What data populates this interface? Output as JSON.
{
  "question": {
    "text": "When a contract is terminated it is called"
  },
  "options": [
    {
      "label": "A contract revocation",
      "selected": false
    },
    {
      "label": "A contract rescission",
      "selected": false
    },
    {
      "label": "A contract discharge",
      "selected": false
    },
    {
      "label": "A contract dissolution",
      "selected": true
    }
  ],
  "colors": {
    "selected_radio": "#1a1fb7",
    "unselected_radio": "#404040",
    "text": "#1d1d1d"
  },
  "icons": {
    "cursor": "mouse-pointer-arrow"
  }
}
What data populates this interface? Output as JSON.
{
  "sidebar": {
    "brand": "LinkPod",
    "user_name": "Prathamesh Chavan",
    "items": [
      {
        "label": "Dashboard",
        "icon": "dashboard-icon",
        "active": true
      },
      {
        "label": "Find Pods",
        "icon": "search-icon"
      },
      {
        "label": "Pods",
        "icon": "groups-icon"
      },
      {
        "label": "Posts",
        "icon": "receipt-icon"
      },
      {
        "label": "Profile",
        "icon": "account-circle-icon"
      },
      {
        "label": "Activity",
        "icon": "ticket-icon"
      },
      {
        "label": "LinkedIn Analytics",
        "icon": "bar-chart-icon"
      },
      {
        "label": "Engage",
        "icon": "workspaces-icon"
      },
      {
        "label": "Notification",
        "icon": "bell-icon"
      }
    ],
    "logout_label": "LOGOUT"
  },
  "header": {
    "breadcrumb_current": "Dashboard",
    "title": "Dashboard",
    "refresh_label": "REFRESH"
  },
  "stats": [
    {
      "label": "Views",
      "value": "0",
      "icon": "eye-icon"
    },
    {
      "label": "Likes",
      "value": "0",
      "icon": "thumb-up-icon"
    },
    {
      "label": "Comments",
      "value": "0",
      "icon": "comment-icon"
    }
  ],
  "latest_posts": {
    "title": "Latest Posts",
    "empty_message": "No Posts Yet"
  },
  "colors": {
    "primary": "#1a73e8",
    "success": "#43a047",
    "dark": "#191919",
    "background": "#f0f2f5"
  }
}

++++++++++++++++++++

**STATED TASK**
Print the material once more, exactly.

**ANSWER FOR THIS EXERCISE**
What data populates this interface? Output as JSON.
{
  "question": {
    "text": "When a contract is terminated it is called"
  },
  "options": [
    {
      "label": "A contract revocation",
      "selected": false
    },
    {
      "label": "A contract rescission",
      "selected": false
    },
    {
      "label": "A contract discharge",
      "selected": false
    },
    {
      "label": "A contract dissolution",
      "selected": true
    }
  ],
  "colors": {
    "selected_radio": "#1a1fb7",
    "unselected_radio": "#404040",
    "text": "#1d1d1d"
  },
  "icons": {
    "cursor": "mouse-pointer-arrow"
  }
}
What data populates this interface? Output as JSON.
{
  "sidebar": {
    "brand": "LinkPod",
    "user_name": "Prathamesh Chavan",
    "items": [
      {
        "label": "Dashboard",
        "icon": "dashboard-icon",
        "active": true
      },
      {
        "label": "Find Pods",
        "icon": "search-icon"
      },
      {
        "label": "Pods",
        "icon": "groups-icon"
      },
      {
        "label": "Posts",
        "icon": "receipt-icon"
      },
      {
        "label": "Profile",
        "icon": "account-circle-icon"
      },
      {
        "label": "Activity",
        "icon": "ticket-icon"
      },
      {
        "label": "LinkedIn Analytics",
        "icon": "bar-chart-icon"
      },
      {
        "label": "Engage",
        "icon": "workspaces-icon"
      },
      {
        "label": "Notification",
        "icon": "bell-icon"
      }
    ],
    "logout_label": "LOGOUT"
  },
  "header": {
    "breadcrumb_current": "Dashboard",
    "title": "Dashboard",
    "refresh_label": "REFRESH"
  },
  "stats": [
    {
      "label": "Views",
      "value": "0",
      "icon": "eye-icon"
    },
    {
      "label": "Likes",
      "value": "0",
      "icon": "thumb-up-icon"
    },
    {
      "label": "Comments",
      "value": "0",
      "icon": "comment-icon"
    }
  ],
  "latest_posts": {
    "title": "Latest Posts",
    "empty_message": "No Posts Yet"
  },
  "colors": {
    "primary": "#1a73e8",
    "success": "#43a047",
    "dark": "#191919",
    "background": "#f0f2f5"
  }
}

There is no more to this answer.